Restate the complete material exactly.

Data excerpts:
######

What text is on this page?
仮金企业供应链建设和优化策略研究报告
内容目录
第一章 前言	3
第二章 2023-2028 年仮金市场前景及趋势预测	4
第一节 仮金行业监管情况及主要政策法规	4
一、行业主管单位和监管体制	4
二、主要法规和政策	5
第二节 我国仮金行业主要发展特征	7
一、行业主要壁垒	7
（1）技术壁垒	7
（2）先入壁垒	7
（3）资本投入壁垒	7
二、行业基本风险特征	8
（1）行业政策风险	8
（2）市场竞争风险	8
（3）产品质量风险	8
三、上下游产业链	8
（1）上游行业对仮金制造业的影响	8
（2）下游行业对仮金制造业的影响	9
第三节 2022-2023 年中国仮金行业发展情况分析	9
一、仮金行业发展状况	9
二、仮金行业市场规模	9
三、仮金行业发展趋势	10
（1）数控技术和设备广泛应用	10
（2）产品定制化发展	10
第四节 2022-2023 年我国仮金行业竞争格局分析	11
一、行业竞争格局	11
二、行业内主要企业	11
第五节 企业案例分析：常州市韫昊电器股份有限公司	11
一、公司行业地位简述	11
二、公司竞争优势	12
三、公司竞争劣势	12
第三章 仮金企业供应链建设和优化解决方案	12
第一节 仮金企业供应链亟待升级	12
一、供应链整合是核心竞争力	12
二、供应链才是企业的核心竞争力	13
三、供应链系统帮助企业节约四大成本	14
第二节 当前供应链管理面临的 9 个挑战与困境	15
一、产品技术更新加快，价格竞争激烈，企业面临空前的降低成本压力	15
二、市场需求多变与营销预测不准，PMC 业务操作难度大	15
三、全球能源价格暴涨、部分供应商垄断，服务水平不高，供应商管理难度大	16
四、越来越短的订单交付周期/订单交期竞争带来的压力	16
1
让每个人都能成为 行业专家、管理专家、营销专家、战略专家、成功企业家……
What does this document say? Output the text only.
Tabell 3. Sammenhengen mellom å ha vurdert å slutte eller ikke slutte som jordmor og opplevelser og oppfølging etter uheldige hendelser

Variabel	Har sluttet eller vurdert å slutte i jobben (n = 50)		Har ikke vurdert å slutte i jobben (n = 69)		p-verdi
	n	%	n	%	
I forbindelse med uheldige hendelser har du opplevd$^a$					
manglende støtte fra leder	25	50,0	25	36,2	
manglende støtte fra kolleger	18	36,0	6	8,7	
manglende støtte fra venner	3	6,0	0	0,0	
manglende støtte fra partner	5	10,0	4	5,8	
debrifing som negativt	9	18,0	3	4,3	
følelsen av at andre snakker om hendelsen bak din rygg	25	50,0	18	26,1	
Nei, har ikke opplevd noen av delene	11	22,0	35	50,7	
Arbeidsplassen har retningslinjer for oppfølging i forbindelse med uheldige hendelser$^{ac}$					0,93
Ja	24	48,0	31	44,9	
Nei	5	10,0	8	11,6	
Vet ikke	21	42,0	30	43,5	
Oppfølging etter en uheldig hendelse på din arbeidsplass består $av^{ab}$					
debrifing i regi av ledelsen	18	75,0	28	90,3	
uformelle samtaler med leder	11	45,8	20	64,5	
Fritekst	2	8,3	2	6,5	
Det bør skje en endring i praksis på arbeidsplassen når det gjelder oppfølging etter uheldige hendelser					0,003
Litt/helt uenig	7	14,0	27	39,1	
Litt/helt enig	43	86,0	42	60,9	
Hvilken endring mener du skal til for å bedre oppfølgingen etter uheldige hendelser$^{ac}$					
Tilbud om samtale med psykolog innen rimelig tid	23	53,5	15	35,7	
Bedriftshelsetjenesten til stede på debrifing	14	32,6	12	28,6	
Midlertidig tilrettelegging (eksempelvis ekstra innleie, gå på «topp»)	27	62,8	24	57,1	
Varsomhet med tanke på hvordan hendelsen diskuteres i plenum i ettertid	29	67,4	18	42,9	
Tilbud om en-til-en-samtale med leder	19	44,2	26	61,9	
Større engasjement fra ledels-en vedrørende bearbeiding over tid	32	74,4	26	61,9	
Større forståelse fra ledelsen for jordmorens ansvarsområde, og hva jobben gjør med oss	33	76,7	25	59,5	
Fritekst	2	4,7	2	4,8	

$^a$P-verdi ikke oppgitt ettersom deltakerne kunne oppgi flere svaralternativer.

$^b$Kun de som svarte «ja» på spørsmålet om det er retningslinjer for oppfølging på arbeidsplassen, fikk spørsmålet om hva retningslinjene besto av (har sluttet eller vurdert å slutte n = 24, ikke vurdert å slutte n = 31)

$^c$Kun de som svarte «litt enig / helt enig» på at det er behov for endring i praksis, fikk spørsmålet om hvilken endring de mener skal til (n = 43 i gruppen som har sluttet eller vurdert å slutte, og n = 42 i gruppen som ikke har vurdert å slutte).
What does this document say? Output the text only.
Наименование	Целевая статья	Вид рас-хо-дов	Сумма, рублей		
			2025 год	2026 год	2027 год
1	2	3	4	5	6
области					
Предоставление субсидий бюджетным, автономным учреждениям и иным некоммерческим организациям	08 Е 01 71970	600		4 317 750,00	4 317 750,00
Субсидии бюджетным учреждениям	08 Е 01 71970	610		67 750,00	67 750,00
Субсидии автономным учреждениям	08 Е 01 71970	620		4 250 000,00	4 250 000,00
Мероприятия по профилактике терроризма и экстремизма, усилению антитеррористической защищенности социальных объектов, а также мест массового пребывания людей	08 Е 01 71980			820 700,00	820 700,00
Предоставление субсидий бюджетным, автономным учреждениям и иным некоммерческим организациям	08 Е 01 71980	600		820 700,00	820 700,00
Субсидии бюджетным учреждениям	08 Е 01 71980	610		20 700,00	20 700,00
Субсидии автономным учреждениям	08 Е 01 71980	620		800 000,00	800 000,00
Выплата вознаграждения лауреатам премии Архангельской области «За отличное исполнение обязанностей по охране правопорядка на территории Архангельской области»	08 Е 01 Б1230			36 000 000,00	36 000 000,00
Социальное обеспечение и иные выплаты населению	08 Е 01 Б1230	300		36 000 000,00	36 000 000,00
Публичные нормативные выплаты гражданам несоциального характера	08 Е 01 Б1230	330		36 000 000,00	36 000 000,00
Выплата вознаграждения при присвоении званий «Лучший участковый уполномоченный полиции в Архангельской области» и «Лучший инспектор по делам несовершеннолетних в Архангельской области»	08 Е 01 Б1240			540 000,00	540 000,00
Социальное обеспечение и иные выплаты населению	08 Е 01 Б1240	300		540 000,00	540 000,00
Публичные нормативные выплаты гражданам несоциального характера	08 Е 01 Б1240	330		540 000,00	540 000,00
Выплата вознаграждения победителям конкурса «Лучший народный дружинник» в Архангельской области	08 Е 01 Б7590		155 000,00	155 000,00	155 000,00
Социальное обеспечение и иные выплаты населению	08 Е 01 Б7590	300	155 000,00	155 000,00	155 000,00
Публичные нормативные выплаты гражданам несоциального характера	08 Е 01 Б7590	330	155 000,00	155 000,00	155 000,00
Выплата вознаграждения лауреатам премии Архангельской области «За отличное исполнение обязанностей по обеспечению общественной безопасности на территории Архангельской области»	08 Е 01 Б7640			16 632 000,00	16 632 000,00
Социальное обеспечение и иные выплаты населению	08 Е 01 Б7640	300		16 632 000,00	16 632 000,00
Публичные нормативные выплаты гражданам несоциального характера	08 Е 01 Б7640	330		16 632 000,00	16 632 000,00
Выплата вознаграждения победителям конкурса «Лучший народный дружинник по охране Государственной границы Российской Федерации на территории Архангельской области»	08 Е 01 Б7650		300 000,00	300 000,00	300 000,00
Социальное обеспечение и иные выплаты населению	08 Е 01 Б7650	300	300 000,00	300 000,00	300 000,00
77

######

Response to this task:
What text is on this page?
仮金企业供应链建设和优化策略研究报告
内容目录
第一章 前言	3
第二章 2023-2028 年仮金市场前景及趋势预测	4
第一节 仮金行业监管情况及主要政策法规	4
一、行业主管单位和监管体制	4
二、主要法规和政策	5
第二节 我国仮金行业主要发展特征	7
一、行业主要壁垒	7
（1）技术壁垒	7
（2）先入壁垒	7
（3）资本投入壁垒	7
二、行业基本风险特征	8
（1）行业政策风险	8
（2）市场竞争风险	8
（3）产品质量风险	8
三、上下游产业链	8
（1）上游行业对仮金制造业的影响	8
（2）下游行业对仮金制造业的影响	9
第三节 2022-2023 年中国仮金行业发展情况分析	9
一、仮金行业发展状况	9
二、仮金行业市场规模	9
三、仮金行业发展趋势	10
（1）数控技术和设备广泛应用	10
（2）产品定制化发展	10
第四节 2022-2023 年我国仮金行业竞争格局分析	11
一、行业竞争格局	11
二、行业内主要企业	11
第五节 企业案例分析：常州市韫昊电器股份有限公司	11
一、公司行业地位简述	11
二、公司竞争优势	12
三、公司竞争劣势	12
第三章 仮金企业供应链建设和优化解决方案	12
第一节 仮金企业供应链亟待升级	12
一、供应链整合是核心竞争力	12
二、供应链才是企业的核心竞争力	13
三、供应链系统帮助企业节约四大成本	14
第二节 当前供应链管理面临的 9 个挑战与困境	15
一、产品技术更新加快，价格竞争激烈，企业面临空前的降低成本压力	15
二、市场需求多变与营销预测不准，PMC 业务操作难度大	15
三、全球能源价格暴涨、部分供应商垄断，服务水平不高，供应商管理难度大	16
四、越来越短的订单交付周期/订单交期竞争带来的压力	16
1
让每个人都能成为 行业专家、管理专家、营销专家、战略专家、成功企业家……
What does this document say? Output the text only.
Tabell 3. Sammenhengen mellom å ha vurdert å slutte eller ikke slutte som jordmor og opplevelser og oppfølging etter uheldige hendelser

Variabel	Har sluttet eller vurdert å slutte i jobben (n = 50)		Har ikke vurdert å slutte i jobben (n = 69)		p-verdi
	n	%	n	%	
I forbindelse med uheldige hendelser har du opplevd$^a$					
manglende støtte fra leder	25	50,0	25	36,2	
manglende støtte fra kolleger	18	36,0	6	8,7	
manglende støtte fra venner	3	6,0	0	0,0	
manglende støtte fra partner	5	10,0	4	5,8	
debrifing som negativt	9	18,0	3	4,3	
følelsen av at andre snakker om hendelsen bak din rygg	25	50,0	18	26,1	
Nei, har ikke opplevd noen av delene	11	22,0	35	50,7	
Arbeidsplassen har retningslinjer for oppfølging i forbindelse med uheldige hendelser$^{ac}$					0,93
Ja	24	48,0	31	44,9	
Nei	5	10,0	8	11,6	
Vet ikke	21	42,0	30	43,5	
Oppfølging etter en uheldig hendelse på din arbeidsplass består $av^{ab}$					
debrifing i regi av ledelsen	18	75,0	28	90,3	
uformelle samtaler med leder	11	45,8	20	64,5	
Fritekst	2	8,3	2	6,5	
Det bør skje en endring i praksis på arbeidsplassen når det gjelder oppfølging etter uheldige hendelser					0,003
Litt/helt uenig	7	14,0	27	39,1	
Litt/helt enig	43	86,0	42	60,9	
Hvilken endring mener du skal til for å bedre oppfølgingen etter uheldige hendelser$^{ac}$					
Tilbud om samtale med psykolog innen rimelig tid	23	53,5	15	35,7	
Bedriftshelsetjenesten til stede på debrifing	14	32,6	12	28,6	
Midlertidig tilrettelegging (eksempelvis ekstra innleie, gå på «topp»)	27	62,8	24	57,1	
Varsomhet med tanke på hvordan hendelsen diskuteres i plenum i ettertid	29	67,4	18	42,9	
Tilbud om en-til-en-samtale med leder	19	44,2	26	61,9	
Større engasjement fra ledels-en vedrørende bearbeiding over tid	32	74,4	26	61,9	
Større forståelse fra ledelsen for jordmorens ansvarsområde, og hva jobben gjør med oss	33	76,7	25	59,5	
Fritekst	2	4,7	2	4,8	

$^a$P-verdi ikke oppgitt ettersom deltakerne kunne oppgi flere svaralternativer.

$^b$Kun de som svarte «ja» på spørsmålet om det er retningslinjer for oppfølging på arbeidsplassen, fikk spørsmålet om hva retningslinjene besto av (har sluttet eller vurdert å slutte n = 24, ikke vurdert å slutte n = 31)

$^c$Kun de som svarte «litt enig / helt enig» på at det er behov for endring i praksis, fikk spørsmålet om hvilken endring de mener skal til (n = 43 i gruppen som har sluttet eller vurdert å slutte, og n = 42 i gruppen som ikke har vurdert å slutte).
What does this document say? Output the text only.
Наименование	Целевая статья	Вид рас-хо-дов	Сумма, рублей		
			2025 год	2026 год	2027 год
1	2	3	4	5	6
области					
Предоставление субсидий бюджетным, автономным учреждениям и иным некоммерческим организациям	08 Е 01 71970	600		4 317 750,00	4 317 750,00
Субсидии бюджетным учреждениям	08 Е 01 71970	610		67 750,00	67 750,00
Субсидии автономным учреждениям	08 Е 01 71970	620		4 250 000,00	4 250 000,00
Мероприятия по профилактике терроризма и экстремизма, усилению антитеррористической защищенности социальных объектов, а также мест массового пребывания людей	08 Е 01 71980			820 700,00	820 700,00
Предоставление субсидий бюджетным, автономным учреждениям и иным некоммерческим организациям	08 Е 01 71980	600		820 700,00	820 700,00
Субсидии бюджетным учреждениям	08 Е 01 71980	610		20 700,00	20 700,00
Субсидии автономным учреждениям	08 Е 01 71980	620		800 000,00	800 000,00
Выплата вознаграждения лауреатам премии Архангельской области «За отличное исполнение обязанностей по охране правопорядка на территории Архангельской области»	08 Е 01 Б1230			36 000 000,00	36 000 000,00
Социальное обеспечение и иные выплаты населению	08 Е 01 Б1230	300		36 000 000,00	36 000 000,00
Публичные нормативные выплаты гражданам несоциального характера	08 Е 01 Б1230	330		36 000 000,00	36 000 000,00
Выплата вознаграждения при присвоении званий «Лучший участковый уполномоченный полиции в Архангельской области» и «Лучший инспектор по делам несовершеннолетних в Архангельской области»	08 Е 01 Б1240			540 000,00	540 000,00
Социальное обеспечение и иные выплаты населению	08 Е 01 Б1240	300		540 000,00	540 000,00
Публичные нормативные выплаты гражданам несоциального характера	08 Е 01 Б1240	330		540 000,00	540 000,00
Выплата вознаграждения победителям конкурса «Лучший народный дружинник» в Архангельской области	08 Е 01 Б7590		155 000,00	155 000,00	155 000,00
Социальное обеспечение и иные выплаты населению	08 Е 01 Б7590	300	155 000,00	155 000,00	155 000,00
Публичные нормативные выплаты гражданам несоциального характера	08 Е 01 Б7590	330	155 000,00	155 000,00	155 000,00
Выплата вознаграждения лауреатам премии Архангельской области «За отличное исполнение обязанностей по обеспечению общественной безопасности на территории Архангельской области»	08 Е 01 Б7640			16 632 000,00	16 632 000,00
Социальное обеспечение и иные выплаты населению	08 Е 01 Б7640	300		16 632 000,00	16 632 000,00
Публичные нормативные выплаты гражданам несоциального характера	08 Е 01 Б7640	330		16 632 000,00	16 632 000,00
Выплата вознаграждения победителям конкурса «Лучший народный дружинник по охране Государственной границы Российской Федерации на территории Архангельской области»	08 Е 01 Б7650		300 000,00	300 000,00	300 000,00
Социальное обеспечение и иные выплаты населению	08 Е 01 Б7650	300	300 000,00	300 000,00	300 000,00
77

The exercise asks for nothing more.